- [List of tasks]
1. In the Shovels and Rope album review, how much did the writer effectively pay for the CD after selling the record back?
2. Carry on the Shovels and Rope album review from its last paragraph.

Sunday, July 16, 2017

CD Odyssey Disc 1029: Shovels and Rope

I’ve had a lovely weekend hanging with my wife, chilling out and watching Wimbledon. Yesterday I watched one my favourite players, Garbine Muguruza, win the women’s final. When I’m done this review I’m going to go see if my favourite men’s player of all time, Roger Federer, can add to his legend.

On the musical front I followed through on my threat of buying a bunch of metal music on Friday, adding albums by King Diamond, Cirith Ungol, Iron Maiden, Opeth, Ghost and Type O Negative to the collection. I also found indie folk albums by Julie Miller and Josh Ritter I’d been looking for. After all, man does not live by metal alone.

Disc 1029 is…Self-Titled
Artist: Shovels and Rope

Year of Release: 2008

What’s up with the Cover? A dove having a good day and a cow having a bad one.

How I Came To Know It: I was originally introduced to the band by my friend Justin, but this particular album was me digging through their back catalogue. You can’ buy this album on CD separately. It only comes as an insert with the record. This annoyed me, but I overcame. I bought the record for $30, opened it and took out the CD and then sold the record back to the same clerk for $14. So basically, I got the CD for $16, which is what I would have paid anyway.

How It Stacks Up:  I have three Shovels and Rope albums. This one is pretty awesome, but it falls just short of 2014’s “Swimmin’ Time” (reviewed back at Disc 978). I’ll put it in second place overall.

Ratings: 3 stars but almost 4

Shovels & Rope self-titled debut album shows that husband and wife team Cary Ann Hearst and Michael Trent knew exactly what kind of music they wanted to make from the beginning. All the elements they would refine on “Swimmin’ Time” six years later are here: sublime harmonies, knee-slapping rhythms and a talent for keeping things sparse and real.

Indie folk can sometimes steer unpleasantly into detached irony, where a band is too self-aware that they are making ‘old timey’ music, and intent on letting us in on the joke rather than feeling the music down deep. Shovels & Rope keep it real, and their love of the rich tradition of Americana comes across crisp and clear. On “Mexico” they even have a verse where a lover is saying their partner can go, but they’ll have to leave the music collection behind:

I won't let you leave, I won't let you leave
Not with all my Django, Emmylou and Steve
I won’t let you leave, I won't let you leave
Not with my Revival tucked down in your sleeve
If you're gonna go, take the ones you gave to me all the way to Mexico”

Ah, the division of the music collection after a break up. If it were my I wouldn’t part with my Emmylou Harris, Steve Earle or Gillian Welch’s “Revival” (bonus points if you caught that one) but I might let Django Reinhardt go. I like it but I almost never put it on.

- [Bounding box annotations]
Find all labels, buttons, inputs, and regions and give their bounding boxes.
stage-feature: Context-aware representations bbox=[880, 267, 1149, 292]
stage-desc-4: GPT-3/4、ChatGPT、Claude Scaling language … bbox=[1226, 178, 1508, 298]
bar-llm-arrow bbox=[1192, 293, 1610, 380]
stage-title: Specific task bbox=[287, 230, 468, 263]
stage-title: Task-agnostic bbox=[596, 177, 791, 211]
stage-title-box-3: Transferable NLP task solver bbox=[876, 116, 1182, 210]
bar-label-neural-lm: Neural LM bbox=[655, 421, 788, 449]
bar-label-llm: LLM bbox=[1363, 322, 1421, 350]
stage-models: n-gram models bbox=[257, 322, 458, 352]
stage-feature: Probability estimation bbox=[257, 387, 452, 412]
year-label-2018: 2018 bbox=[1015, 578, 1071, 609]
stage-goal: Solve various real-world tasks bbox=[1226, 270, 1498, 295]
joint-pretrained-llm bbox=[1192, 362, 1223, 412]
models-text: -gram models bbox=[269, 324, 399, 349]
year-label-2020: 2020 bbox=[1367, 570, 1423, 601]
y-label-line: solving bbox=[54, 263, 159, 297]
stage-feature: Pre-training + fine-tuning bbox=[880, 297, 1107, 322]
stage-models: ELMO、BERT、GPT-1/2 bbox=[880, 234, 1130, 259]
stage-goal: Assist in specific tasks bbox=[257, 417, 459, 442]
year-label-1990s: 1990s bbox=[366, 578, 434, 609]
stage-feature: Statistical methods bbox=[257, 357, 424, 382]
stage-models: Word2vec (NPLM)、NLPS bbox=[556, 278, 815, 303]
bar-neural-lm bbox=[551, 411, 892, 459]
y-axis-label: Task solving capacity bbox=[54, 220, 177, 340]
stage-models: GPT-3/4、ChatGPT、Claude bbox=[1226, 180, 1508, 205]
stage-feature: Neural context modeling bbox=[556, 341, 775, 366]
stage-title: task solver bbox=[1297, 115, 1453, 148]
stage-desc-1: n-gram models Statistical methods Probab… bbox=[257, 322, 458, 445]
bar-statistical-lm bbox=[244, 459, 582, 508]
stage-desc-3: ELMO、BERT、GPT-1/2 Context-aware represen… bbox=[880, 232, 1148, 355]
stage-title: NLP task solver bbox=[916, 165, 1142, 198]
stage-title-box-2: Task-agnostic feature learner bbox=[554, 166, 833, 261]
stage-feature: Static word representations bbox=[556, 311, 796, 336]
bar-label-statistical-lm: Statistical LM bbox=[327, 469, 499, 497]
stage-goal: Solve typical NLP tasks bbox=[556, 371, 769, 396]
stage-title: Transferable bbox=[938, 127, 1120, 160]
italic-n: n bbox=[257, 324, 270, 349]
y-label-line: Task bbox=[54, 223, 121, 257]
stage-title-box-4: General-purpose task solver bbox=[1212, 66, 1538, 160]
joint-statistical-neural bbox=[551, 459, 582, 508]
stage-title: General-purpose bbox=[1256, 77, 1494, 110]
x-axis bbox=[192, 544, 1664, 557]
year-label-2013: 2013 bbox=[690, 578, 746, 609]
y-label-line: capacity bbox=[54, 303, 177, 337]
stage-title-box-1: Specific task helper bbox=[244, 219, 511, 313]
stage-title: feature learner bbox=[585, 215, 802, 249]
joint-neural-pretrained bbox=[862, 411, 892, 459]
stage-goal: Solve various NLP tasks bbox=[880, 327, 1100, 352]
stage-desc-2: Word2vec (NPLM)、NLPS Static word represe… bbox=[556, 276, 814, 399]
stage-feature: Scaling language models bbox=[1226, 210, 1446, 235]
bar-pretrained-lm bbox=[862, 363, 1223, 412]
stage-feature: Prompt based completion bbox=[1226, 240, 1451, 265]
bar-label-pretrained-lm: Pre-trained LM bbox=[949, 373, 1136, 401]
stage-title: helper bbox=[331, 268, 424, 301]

- [Results for each task]
1. $16

2.
But I digress…

The band plays crisp and clear throughout, with every word enunciated and lots of space in the sparse production to let their voices shine. Most of the singing is done in harmony - often loose, sometimes tight – but always emotionally evocative.

If anything this first record is more raw and real than later releases, with many songs with just vocal and one or two instruments. “Magdelina” is a guitar, a banjo and a splash of tambourine, with each one having lots of room to stand out and add its dimension to the song. On “Can’t Hardly Stand It” the biggest non-vocal element are hand claps, but that’s all it needs to work its magic. All that empty space leaves lots of room for the vocals to resonate and sink in.

The songs have the steady roll of trains, cars and landscapes filled with distance, all used to underscore the hard-scrabble lives of the characters making their way in the world. “Boxcar” features a man bleeding out after a crime spree gone wrong, and “Gasoline” is a town dying just as painfully.

On “1,200 Miles” the slow death is a relationship. Here the distance is not only the backdrop to the scene, but an active antagonist driving two people apart. And the rapid fire delivery of lines like:

“If you wanna love me baby then I wish you would
‘cause I woke up feeling like damaged goods
And I learned to live with the consequence
Of hanging my heart on your barbed-wire fence”

Underscores the urgent need to fix things on the home front before it is too late.

There are bluesy elements on the album as well, that are what the White Stripes might have sounded like if they unplugged and went folk. These songs I like less, but the way they dig in helps to provide a counterpoint to the campfire sing-a-long feel of the other songs. They ground the album with some well-placed grit.

This album was a thoroughly enjoyable listen and although relatively new to my collection is going to get a lot of play in the months and years ahead.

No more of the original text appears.